Dataset records on visual material:

_ _ _ _ _

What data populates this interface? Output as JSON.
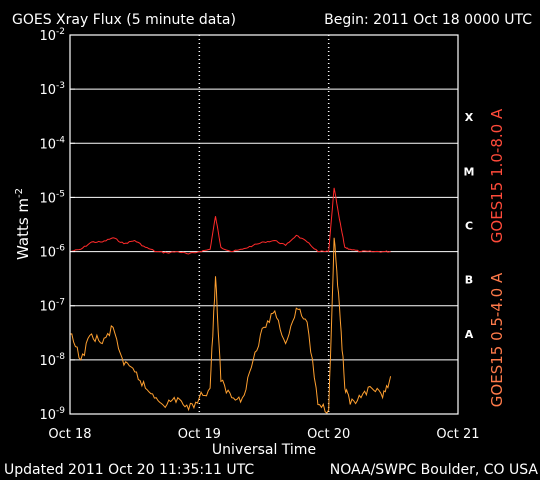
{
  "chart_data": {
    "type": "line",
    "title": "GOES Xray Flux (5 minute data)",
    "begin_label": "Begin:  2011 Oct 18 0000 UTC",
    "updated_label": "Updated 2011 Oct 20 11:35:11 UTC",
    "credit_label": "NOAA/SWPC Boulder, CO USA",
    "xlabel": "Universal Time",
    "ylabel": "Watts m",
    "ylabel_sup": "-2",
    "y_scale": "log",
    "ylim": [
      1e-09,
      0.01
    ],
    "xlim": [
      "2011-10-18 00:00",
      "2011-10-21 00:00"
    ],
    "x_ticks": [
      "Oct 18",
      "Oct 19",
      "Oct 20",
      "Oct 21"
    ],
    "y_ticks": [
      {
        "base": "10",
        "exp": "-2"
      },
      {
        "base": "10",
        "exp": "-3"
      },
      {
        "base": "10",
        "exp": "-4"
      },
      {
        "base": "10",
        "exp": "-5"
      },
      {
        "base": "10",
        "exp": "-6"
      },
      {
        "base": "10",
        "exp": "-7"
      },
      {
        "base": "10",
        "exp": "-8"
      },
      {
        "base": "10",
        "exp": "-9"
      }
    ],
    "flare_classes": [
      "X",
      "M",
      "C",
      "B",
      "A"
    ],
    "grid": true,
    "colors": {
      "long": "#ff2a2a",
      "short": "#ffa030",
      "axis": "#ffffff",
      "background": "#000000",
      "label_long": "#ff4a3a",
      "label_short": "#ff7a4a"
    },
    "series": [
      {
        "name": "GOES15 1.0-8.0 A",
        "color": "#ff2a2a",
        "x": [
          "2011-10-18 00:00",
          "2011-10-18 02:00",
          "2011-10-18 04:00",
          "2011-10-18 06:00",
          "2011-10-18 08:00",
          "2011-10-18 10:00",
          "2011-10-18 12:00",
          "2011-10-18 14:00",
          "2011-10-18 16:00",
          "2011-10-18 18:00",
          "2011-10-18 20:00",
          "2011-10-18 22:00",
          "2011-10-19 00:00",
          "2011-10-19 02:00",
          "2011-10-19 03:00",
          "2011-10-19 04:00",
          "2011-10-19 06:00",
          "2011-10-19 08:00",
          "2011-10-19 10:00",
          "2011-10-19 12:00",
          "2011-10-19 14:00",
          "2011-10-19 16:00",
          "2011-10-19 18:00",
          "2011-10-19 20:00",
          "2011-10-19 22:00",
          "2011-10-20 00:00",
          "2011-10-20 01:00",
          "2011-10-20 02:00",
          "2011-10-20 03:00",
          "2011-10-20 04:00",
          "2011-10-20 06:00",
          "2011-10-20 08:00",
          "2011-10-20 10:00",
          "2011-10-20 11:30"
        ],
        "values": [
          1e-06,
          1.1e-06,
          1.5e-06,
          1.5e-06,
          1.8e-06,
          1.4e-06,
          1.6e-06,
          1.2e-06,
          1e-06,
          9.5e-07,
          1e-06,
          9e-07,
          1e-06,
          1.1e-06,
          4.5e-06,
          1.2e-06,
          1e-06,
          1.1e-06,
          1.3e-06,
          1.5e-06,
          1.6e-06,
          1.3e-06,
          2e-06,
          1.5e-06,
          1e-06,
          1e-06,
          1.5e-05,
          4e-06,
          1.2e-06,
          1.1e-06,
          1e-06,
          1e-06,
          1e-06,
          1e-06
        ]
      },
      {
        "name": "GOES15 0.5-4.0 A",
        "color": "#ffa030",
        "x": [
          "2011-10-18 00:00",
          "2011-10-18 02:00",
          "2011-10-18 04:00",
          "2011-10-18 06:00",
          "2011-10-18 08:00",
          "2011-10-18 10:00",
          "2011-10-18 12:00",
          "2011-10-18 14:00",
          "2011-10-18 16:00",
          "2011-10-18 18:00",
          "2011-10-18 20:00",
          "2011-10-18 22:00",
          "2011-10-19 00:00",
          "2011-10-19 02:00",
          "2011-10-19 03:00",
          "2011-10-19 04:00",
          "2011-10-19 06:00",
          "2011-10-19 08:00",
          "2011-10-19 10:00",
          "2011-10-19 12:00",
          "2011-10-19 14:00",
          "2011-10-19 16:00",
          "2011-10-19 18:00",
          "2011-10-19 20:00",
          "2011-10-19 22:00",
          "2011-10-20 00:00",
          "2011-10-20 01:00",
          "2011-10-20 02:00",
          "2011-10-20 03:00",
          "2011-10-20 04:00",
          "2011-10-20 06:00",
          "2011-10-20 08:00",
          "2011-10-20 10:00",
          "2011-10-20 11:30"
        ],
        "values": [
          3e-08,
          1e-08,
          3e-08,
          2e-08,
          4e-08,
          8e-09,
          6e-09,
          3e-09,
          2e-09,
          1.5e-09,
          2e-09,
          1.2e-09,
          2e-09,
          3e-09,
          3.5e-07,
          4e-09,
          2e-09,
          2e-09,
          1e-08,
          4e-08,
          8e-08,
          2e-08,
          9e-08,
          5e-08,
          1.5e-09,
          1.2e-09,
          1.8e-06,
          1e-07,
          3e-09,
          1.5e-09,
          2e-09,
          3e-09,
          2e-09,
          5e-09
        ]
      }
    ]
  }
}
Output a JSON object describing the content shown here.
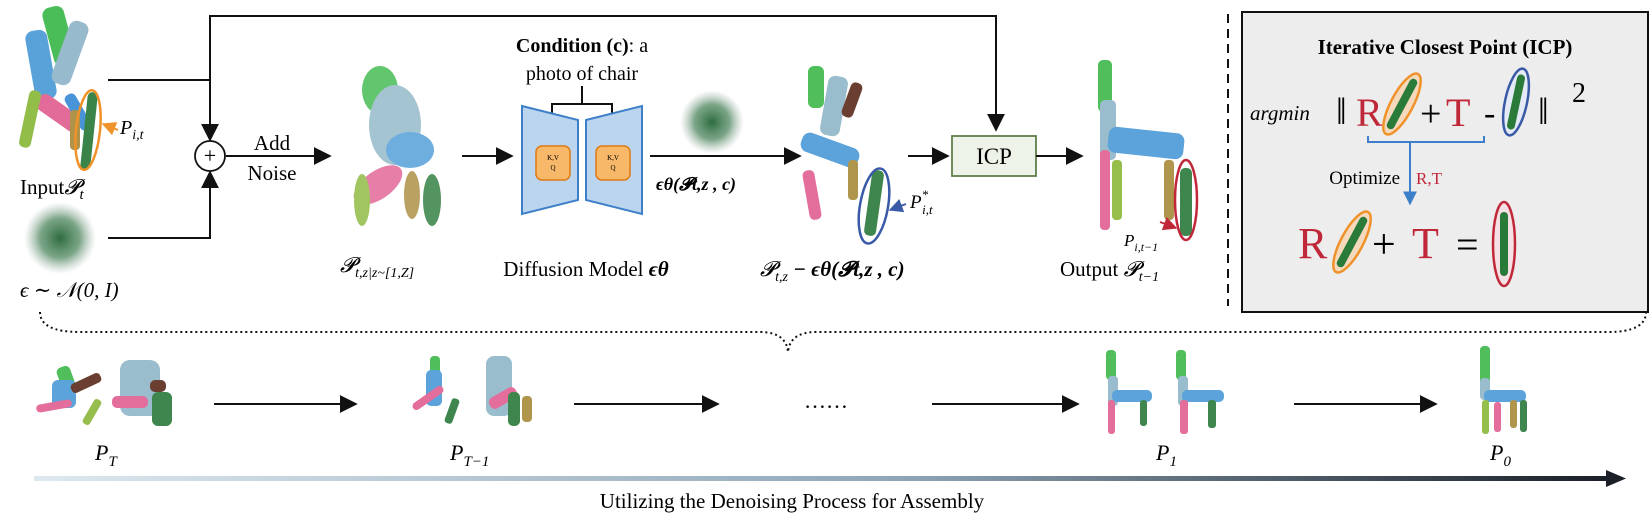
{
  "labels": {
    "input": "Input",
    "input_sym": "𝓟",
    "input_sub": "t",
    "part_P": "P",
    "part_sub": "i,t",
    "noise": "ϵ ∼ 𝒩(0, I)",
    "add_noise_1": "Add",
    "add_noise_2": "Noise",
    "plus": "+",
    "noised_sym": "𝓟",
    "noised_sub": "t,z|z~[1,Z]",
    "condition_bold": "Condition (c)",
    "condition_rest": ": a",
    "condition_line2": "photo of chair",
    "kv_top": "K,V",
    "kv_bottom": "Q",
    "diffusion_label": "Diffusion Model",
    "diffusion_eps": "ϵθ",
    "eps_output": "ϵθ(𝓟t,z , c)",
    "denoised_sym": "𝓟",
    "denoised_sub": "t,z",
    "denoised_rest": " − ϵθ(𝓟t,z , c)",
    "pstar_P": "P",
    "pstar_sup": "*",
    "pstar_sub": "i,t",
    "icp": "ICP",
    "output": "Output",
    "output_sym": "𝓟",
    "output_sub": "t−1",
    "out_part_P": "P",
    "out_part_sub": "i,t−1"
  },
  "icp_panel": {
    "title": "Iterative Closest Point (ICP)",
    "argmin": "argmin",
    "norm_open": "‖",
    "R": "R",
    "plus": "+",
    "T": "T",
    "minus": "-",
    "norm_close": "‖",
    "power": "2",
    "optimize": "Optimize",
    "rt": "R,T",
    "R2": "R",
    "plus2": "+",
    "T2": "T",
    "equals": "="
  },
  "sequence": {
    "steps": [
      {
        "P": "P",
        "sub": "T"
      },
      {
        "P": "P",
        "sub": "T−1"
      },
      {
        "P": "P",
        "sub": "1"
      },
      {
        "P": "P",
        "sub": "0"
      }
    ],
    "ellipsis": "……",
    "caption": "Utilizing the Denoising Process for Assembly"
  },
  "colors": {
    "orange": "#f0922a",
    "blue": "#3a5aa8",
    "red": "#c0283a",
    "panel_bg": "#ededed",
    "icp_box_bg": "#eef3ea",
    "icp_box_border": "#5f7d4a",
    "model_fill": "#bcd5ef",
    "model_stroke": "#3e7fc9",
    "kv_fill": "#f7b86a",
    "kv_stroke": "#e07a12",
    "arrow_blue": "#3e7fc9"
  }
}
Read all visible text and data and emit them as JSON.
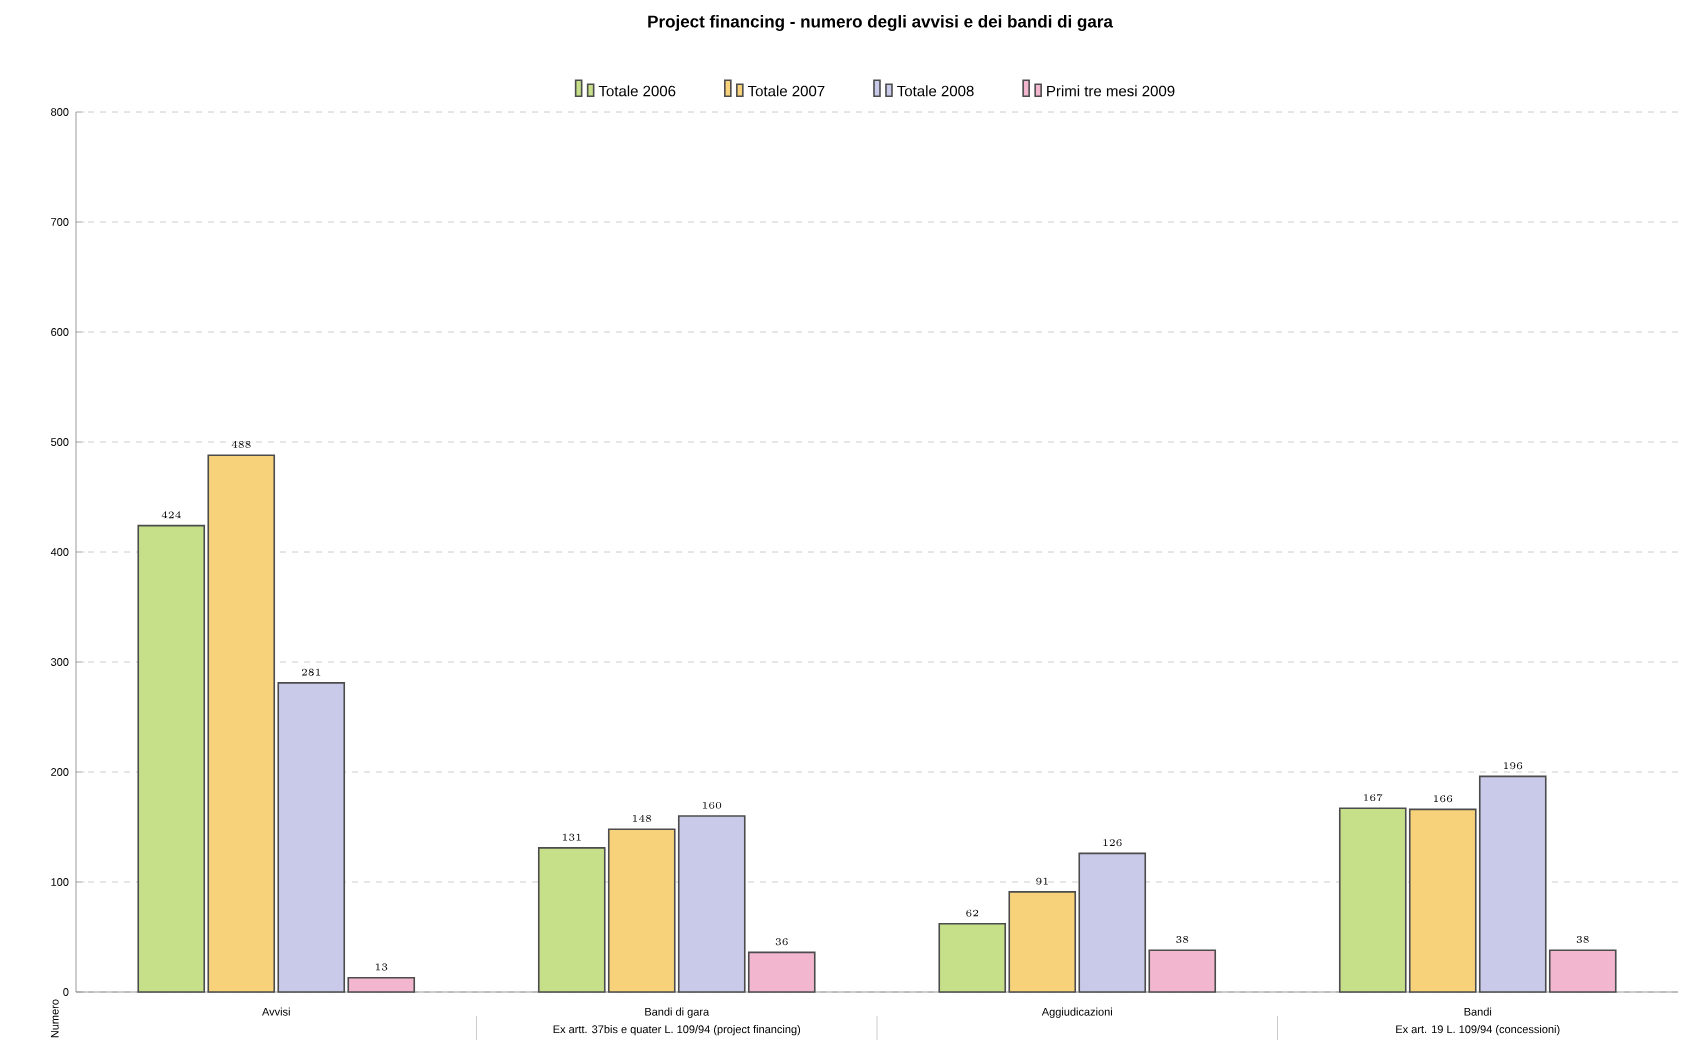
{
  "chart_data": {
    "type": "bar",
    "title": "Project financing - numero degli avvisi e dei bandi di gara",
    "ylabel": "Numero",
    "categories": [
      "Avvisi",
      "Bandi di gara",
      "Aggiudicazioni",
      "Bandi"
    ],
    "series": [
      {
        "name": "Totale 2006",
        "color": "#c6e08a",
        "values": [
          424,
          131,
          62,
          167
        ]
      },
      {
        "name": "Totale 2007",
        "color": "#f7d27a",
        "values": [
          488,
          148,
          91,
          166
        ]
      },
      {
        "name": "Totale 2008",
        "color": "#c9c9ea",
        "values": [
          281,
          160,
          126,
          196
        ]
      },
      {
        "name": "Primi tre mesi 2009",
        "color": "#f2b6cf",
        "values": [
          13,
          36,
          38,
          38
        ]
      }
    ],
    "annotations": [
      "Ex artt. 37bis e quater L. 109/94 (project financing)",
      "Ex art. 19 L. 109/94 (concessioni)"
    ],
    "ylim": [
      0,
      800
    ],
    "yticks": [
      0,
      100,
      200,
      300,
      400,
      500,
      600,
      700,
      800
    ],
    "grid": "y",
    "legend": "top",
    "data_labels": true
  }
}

_ _ _ _ _

• **AIM OF THE EXERCISE**
In the lines above, find each one with "JSON" and list it.

• **ANSWER IN FULL**
What data populates this interface? Output as JSON.
Output a JSON object describing the content shown here.
Read all visible text and data and emit them as JSON.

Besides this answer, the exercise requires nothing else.